▶ **Listed records**:

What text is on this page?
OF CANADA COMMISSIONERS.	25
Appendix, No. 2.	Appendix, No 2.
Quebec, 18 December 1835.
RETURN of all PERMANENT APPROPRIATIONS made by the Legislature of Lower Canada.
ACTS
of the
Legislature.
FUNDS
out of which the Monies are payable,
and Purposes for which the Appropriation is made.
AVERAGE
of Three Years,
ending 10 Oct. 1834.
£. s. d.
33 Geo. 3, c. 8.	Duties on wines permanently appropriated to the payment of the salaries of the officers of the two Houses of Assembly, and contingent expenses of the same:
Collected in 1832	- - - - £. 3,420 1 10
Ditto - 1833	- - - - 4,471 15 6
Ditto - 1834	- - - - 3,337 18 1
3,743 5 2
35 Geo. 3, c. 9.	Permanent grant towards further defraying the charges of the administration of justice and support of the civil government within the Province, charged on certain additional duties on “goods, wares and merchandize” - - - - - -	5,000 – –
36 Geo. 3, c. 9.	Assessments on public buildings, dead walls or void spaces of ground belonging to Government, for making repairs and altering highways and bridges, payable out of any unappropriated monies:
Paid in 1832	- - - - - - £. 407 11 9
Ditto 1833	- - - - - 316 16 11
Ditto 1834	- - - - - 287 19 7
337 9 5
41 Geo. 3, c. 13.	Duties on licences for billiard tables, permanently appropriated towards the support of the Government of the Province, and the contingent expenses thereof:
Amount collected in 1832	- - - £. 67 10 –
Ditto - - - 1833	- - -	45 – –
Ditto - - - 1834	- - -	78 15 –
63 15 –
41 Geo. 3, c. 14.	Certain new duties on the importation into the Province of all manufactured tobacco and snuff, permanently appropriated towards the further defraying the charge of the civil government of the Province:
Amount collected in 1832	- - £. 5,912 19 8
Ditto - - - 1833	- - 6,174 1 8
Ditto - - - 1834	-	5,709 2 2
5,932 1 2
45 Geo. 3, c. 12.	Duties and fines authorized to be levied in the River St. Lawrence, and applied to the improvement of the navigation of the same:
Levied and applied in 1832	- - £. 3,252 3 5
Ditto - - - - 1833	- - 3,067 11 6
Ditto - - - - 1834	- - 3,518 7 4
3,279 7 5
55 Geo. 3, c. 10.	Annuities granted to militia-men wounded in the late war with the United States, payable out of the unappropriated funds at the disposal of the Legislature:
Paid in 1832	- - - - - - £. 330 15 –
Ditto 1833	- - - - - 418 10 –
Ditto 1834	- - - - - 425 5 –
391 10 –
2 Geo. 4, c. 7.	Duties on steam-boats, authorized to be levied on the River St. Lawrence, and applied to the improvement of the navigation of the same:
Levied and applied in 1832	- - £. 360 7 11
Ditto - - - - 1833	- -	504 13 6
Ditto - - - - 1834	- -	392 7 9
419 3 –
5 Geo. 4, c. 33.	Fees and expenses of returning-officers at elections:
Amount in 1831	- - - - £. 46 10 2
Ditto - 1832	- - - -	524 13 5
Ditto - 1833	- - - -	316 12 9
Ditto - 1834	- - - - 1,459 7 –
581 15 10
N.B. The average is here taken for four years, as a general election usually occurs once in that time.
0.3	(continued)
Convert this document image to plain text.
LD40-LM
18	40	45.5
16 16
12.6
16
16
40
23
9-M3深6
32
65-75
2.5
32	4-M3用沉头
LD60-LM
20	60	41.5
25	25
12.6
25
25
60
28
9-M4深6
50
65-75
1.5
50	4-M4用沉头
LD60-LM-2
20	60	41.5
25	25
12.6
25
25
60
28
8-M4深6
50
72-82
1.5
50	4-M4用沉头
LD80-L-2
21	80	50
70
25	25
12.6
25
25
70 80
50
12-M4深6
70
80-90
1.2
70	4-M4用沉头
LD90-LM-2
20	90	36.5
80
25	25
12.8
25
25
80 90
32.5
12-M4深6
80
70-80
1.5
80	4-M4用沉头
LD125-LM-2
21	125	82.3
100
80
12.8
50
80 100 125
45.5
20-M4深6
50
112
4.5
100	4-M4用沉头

▶ **Exercise directions**: Where a line holds "further", copy it out.

▶ **Task result**:
35 Geo. 3, c. 9.	Permanent grant towards further defraying the charges of the administration of justice and support of the civil government within the Province, charged on certain additional duties on “goods, wares and merchandize” - - - - - -	5,000 – –
41 Geo. 3, c. 14.	Certain new duties on the importation into the Province of all manufactured tobacco and snuff, permanently appropriated towards the further defraying the charge of the civil government of the Province:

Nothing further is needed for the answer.